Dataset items

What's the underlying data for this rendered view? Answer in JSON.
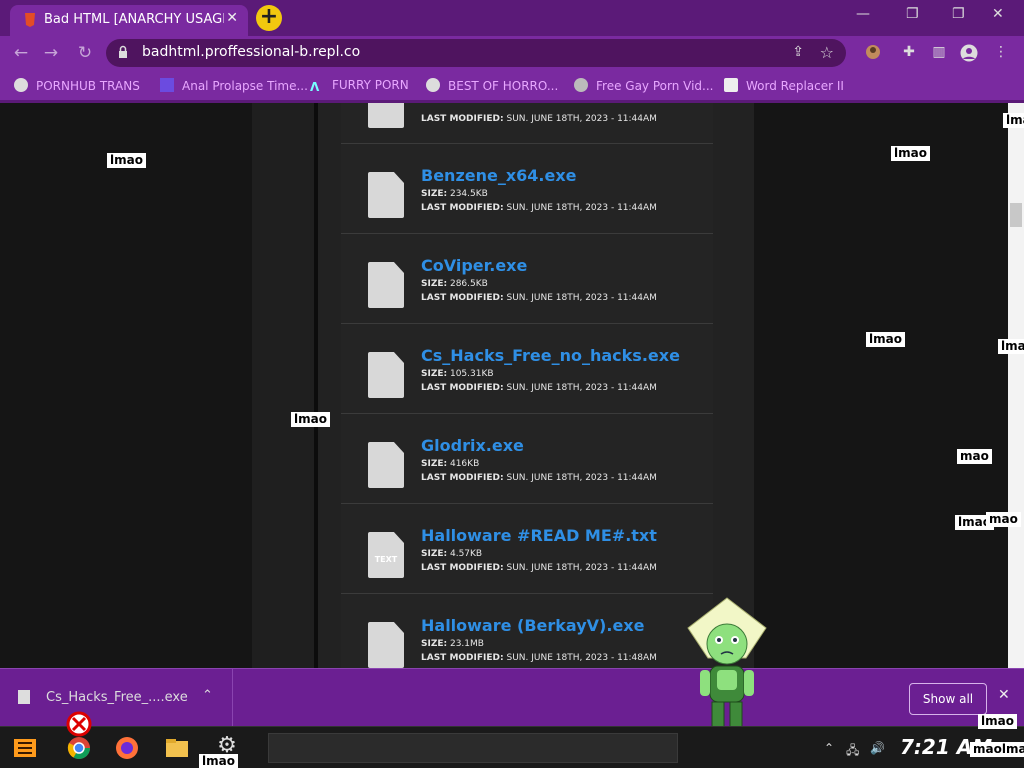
{
  "browser": {
    "tab_title": "Bad HTML [ANARCHY USAGE",
    "tab_close": "✕",
    "new_tab": "+",
    "url": "badhtml.proffessional-b.repl.co",
    "window": {
      "minimize": "—",
      "restore": "❐",
      "close": "✕"
    },
    "bookmarks": [
      {
        "label": "PORNHUB TRANS"
      },
      {
        "label": "Anal Prolapse Time..."
      },
      {
        "label": "FURRY PORN"
      },
      {
        "label": "BEST OF HORRO..."
      },
      {
        "label": "Free Gay Porn Vid..."
      },
      {
        "label": "Word Replacer II"
      }
    ]
  },
  "files": {
    "size_label": "SIZE:",
    "modified_label": "LAST MODIFIED:",
    "top_partial_modified": "SUN. JUNE 18TH, 2023 - 11:44AM",
    "items": [
      {
        "name": "Benzene_x64.exe",
        "size": "234.5KB",
        "modified": "SUN. JUNE 18TH, 2023 - 11:44AM",
        "icon": "file-icon"
      },
      {
        "name": "CoViper.exe",
        "size": "286.5KB",
        "modified": "SUN. JUNE 18TH, 2023 - 11:44AM",
        "icon": "file-icon"
      },
      {
        "name": "Cs_Hacks_Free_no_hacks.exe",
        "size": "105.31KB",
        "modified": "SUN. JUNE 18TH, 2023 - 11:44AM",
        "icon": "file-icon"
      },
      {
        "name": "Glodrix.exe",
        "size": "416KB",
        "modified": "SUN. JUNE 18TH, 2023 - 11:44AM",
        "icon": "file-icon"
      },
      {
        "name": "Halloware #READ ME#.txt",
        "size": "4.57KB",
        "modified": "SUN. JUNE 18TH, 2023 - 11:44AM",
        "icon": "text-file-icon",
        "icon_text": "TEXT"
      },
      {
        "name": "Halloware (BerkayV).exe",
        "size": "23.1MB",
        "modified": "SUN. JUNE 18TH, 2023 - 11:48AM",
        "icon": "file-icon"
      }
    ]
  },
  "overlays": {
    "lmao_word": "lmao",
    "mao_word": "mao",
    "lma_word": "lma",
    "maolmao_word": "maolmao"
  },
  "downloads": {
    "file_name": "Cs_Hacks_Free_....exe",
    "show_all": "Show all",
    "close": "✕"
  },
  "taskbar": {
    "time": "7:21 AM"
  },
  "colors": {
    "chrome_purple": "#7a2aa0",
    "link_blue": "#2f8fe5"
  }
}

Short exercise: Print all of the entries word for word. Skip any images they contain.

The answer:
What's the underlying data for this rendered view? Answer in JSON.
{
  "browser": {
    "tab_title": "Bad HTML [ANARCHY USAGE",
    "tab_close": "✕",
    "new_tab": "+",
    "url": "badhtml.proffessional-b.repl.co",
    "window": {
      "minimize": "—",
      "restore": "❐",
      "close": "✕"
    },
    "bookmarks": [
      {
        "label": "PORNHUB TRANS"
      },
      {
        "label": "Anal Prolapse Time..."
      },
      {
        "label": "FURRY PORN"
      },
      {
        "label": "BEST OF HORRO..."
      },
      {
        "label": "Free Gay Porn Vid..."
      },
      {
        "label": "Word Replacer II"
      }
    ]
  },
  "files": {
    "size_label": "SIZE:",
    "modified_label": "LAST MODIFIED:",
    "top_partial_modified": "SUN. JUNE 18TH, 2023 - 11:44AM",
    "items": [
      {
        "name": "Benzene_x64.exe",
        "size": "234.5KB",
        "modified": "SUN. JUNE 18TH, 2023 - 11:44AM",
        "icon": "file-icon"
      },
      {
        "name": "CoViper.exe",
        "size": "286.5KB",
        "modified": "SUN. JUNE 18TH, 2023 - 11:44AM",
        "icon": "file-icon"
      },
      {
        "name": "Cs_Hacks_Free_no_hacks.exe",
        "size": "105.31KB",
        "modified": "SUN. JUNE 18TH, 2023 - 11:44AM",
        "icon": "file-icon"
      },
      {
        "name": "Glodrix.exe",
        "size": "416KB",
        "modified": "SUN. JUNE 18TH, 2023 - 11:44AM",
        "icon": "file-icon"
      },
      {
        "name": "Halloware #READ ME#.txt",
        "size": "4.57KB",
        "modified": "SUN. JUNE 18TH, 2023 - 11:44AM",
        "icon": "text-file-icon",
        "icon_text": "TEXT"
      },
      {
        "name": "Halloware (BerkayV).exe",
        "size": "23.1MB",
        "modified": "SUN. JUNE 18TH, 2023 - 11:48AM",
        "icon": "file-icon"
      }
    ]
  },
  "overlays": {
    "lmao_word": "lmao",
    "mao_word": "mao",
    "lma_word": "lma",
    "maolmao_word": "maolmao"
  },
  "downloads": {
    "file_name": "Cs_Hacks_Free_....exe",
    "show_all": "Show all",
    "close": "✕"
  },
  "taskbar": {
    "time": "7:21 AM"
  },
  "colors": {
    "chrome_purple": "#7a2aa0",
    "link_blue": "#2f8fe5"
  }
}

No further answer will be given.